• **Source material**:
⁂
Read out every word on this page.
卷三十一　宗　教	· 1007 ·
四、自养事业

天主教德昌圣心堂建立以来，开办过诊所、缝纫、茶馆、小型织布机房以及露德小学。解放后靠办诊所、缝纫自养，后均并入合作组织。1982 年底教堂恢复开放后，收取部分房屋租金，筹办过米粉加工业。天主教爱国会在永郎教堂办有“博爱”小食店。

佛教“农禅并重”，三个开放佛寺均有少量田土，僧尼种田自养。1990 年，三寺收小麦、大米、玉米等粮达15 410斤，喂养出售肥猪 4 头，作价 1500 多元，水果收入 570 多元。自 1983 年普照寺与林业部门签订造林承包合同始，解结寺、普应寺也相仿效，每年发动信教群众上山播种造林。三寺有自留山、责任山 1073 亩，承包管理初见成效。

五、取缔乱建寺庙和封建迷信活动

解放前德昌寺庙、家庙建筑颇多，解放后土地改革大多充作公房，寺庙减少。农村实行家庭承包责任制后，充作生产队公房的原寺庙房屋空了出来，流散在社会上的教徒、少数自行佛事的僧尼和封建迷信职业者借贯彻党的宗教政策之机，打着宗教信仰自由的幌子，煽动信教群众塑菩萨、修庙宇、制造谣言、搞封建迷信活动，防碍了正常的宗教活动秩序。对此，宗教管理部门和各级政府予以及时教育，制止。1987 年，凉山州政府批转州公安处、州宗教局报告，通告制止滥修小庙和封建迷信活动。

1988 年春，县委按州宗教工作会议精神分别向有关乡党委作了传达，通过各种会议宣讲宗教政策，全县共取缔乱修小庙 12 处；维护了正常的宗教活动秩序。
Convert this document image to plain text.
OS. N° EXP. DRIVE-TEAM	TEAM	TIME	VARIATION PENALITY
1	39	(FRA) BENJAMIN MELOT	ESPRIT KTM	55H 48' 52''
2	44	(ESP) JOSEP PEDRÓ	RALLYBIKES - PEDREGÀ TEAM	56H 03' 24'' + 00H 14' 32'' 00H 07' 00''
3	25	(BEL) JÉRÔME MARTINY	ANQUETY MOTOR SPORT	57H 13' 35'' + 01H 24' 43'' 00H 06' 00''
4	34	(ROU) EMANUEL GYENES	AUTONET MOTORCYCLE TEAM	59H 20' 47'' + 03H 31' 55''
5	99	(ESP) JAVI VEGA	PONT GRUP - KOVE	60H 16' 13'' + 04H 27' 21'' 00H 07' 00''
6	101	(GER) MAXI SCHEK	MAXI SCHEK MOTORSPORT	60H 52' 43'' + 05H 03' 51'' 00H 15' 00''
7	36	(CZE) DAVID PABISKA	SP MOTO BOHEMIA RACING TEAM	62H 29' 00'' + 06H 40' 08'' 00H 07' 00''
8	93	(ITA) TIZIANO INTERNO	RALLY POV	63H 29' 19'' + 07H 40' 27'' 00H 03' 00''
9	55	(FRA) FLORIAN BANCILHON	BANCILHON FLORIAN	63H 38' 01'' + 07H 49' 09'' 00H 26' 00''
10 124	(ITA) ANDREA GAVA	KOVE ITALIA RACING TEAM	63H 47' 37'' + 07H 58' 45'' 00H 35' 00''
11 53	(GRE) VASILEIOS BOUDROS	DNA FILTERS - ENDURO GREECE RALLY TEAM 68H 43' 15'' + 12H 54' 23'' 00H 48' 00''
⁂
• **Aim of the task**: Quote, word for word, every line starting at the one that contains "Convert this document image to plain text." and ending with the final line of the entries.

• **Written response**:
Convert this document image to plain text.
OS. N° EXP. DRIVE-TEAM	TEAM	TIME	VARIATION PENALITY
1	39	(FRA) BENJAMIN MELOT	ESPRIT KTM	55H 48' 52''
2	44	(ESP) JOSEP PEDRÓ	RALLYBIKES - PEDREGÀ TEAM	56H 03' 24'' + 00H 14' 32'' 00H 07' 00''
3	25	(BEL) JÉRÔME MARTINY	ANQUETY MOTOR SPORT	57H 13' 35'' + 01H 24' 43'' 00H 06' 00''
4	34	(ROU) EMANUEL GYENES	AUTONET MOTORCYCLE TEAM	59H 20' 47'' + 03H 31' 55''
5	99	(ESP) JAVI VEGA	PONT GRUP - KOVE	60H 16' 13'' + 04H 27' 21'' 00H 07' 00''
6	101	(GER) MAXI SCHEK	MAXI SCHEK MOTORSPORT	60H 52' 43'' + 05H 03' 51'' 00H 15' 00''
7	36	(CZE) DAVID PABISKA	SP MOTO BOHEMIA RACING TEAM	62H 29' 00'' + 06H 40' 08'' 00H 07' 00''
8	93	(ITA) TIZIANO INTERNO	RALLY POV	63H 29' 19'' + 07H 40' 27'' 00H 03' 00''
9	55	(FRA) FLORIAN BANCILHON	BANCILHON FLORIAN	63H 38' 01'' + 07H 49' 09'' 00H 26' 00''
10 124	(ITA) ANDREA GAVA	KOVE ITALIA RACING TEAM	63H 47' 37'' + 07H 58' 45'' 00H 35' 00''
11 53	(GRE) VASILEIOS BOUDROS	DNA FILTERS - ENDURO GREECE RALLY TEAM 68H 43' 15'' + 12H 54' 23'' 00H 48' 00''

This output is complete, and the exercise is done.